» **WRITTEN REQUEST**
Tally the lines in the listing below that contain "Speed" and report the tally alone.
>> BEGIN DATA SHOWN
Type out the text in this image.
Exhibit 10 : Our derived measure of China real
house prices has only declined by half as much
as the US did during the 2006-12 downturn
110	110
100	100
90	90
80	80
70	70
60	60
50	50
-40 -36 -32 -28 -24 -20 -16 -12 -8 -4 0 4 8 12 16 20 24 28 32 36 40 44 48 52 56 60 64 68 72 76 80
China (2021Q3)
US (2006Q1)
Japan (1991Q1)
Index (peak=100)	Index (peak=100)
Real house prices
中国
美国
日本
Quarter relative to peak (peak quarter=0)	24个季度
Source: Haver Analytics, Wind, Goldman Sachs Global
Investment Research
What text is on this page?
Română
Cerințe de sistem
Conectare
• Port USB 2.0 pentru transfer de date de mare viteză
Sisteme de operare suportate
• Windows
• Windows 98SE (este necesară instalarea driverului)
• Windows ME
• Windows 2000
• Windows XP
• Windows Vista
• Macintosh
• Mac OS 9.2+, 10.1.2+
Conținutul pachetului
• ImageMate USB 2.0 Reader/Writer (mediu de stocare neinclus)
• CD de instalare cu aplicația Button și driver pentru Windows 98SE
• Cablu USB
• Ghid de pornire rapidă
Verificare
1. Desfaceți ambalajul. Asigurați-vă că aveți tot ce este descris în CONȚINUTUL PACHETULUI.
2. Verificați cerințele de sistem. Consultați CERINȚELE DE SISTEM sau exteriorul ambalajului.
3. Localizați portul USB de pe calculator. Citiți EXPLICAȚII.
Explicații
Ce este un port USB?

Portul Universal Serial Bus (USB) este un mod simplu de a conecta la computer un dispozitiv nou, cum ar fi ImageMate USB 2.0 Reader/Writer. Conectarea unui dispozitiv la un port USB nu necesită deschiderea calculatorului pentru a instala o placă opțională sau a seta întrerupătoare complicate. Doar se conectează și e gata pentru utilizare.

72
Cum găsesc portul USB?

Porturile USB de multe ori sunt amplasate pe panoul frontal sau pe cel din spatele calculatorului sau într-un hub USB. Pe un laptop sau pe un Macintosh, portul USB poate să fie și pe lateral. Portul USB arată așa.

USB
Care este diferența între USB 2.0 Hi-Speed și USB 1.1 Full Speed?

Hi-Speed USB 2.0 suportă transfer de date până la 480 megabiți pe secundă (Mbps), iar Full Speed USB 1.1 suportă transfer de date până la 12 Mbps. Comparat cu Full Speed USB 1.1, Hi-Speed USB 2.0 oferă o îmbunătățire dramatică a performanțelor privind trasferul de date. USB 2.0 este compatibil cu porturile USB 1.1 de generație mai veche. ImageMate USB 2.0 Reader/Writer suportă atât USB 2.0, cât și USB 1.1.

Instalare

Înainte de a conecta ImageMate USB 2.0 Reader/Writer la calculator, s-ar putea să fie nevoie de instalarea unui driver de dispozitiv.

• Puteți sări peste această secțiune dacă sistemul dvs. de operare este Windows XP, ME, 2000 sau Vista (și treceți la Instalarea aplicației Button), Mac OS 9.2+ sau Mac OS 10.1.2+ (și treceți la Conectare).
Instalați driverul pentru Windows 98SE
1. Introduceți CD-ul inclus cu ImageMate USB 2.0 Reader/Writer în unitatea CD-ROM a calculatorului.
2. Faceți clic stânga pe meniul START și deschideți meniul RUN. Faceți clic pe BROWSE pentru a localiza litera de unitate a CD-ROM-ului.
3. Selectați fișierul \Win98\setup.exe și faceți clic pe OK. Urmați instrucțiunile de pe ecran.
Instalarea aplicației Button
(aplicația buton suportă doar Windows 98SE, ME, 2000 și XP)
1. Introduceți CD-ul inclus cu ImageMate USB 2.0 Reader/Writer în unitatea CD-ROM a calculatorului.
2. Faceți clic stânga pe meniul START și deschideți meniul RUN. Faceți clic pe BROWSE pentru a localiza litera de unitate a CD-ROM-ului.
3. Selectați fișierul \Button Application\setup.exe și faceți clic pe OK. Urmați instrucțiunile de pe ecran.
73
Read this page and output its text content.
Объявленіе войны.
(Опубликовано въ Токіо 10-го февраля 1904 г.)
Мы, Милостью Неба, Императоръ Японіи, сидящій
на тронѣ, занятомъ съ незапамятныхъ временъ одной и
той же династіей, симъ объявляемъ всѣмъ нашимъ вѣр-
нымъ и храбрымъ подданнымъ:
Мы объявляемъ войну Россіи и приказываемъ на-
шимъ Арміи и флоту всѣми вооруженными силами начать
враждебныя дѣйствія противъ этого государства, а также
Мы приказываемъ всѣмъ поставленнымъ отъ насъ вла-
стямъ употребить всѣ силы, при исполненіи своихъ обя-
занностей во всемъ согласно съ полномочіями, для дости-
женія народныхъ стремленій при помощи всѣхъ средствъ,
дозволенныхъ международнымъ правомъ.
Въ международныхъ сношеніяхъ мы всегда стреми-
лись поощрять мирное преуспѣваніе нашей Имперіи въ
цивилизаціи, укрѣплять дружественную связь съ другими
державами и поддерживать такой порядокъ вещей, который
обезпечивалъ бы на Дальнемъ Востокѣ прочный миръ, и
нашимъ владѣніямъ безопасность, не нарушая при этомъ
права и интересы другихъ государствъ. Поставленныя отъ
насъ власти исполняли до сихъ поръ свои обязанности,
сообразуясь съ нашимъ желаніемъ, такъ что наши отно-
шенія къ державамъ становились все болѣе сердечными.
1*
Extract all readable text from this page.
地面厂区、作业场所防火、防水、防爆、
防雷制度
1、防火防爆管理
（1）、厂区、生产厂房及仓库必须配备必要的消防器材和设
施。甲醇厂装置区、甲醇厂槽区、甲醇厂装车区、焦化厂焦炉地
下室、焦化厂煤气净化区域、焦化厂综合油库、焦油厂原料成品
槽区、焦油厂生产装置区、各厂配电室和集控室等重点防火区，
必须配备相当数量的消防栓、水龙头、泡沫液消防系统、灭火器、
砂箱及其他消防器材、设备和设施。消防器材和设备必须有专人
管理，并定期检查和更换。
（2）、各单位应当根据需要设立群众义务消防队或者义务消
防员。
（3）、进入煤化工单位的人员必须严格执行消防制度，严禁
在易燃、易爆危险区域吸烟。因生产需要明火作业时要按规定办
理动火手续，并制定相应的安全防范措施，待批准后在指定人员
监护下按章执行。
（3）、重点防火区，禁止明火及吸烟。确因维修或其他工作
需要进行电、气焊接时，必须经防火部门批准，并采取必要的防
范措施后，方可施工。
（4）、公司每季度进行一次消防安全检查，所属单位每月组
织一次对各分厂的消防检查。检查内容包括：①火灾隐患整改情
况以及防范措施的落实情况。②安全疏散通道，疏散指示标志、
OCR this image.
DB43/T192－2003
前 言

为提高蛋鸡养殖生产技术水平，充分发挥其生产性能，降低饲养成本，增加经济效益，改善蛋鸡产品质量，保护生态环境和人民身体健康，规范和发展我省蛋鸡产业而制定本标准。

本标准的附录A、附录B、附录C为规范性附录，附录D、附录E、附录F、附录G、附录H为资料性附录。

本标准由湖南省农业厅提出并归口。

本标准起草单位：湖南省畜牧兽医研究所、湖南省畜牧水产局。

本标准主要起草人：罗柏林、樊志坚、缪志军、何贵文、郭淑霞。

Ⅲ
>> END DATA SHOWN
» **WRITTEN RESPONSE**
2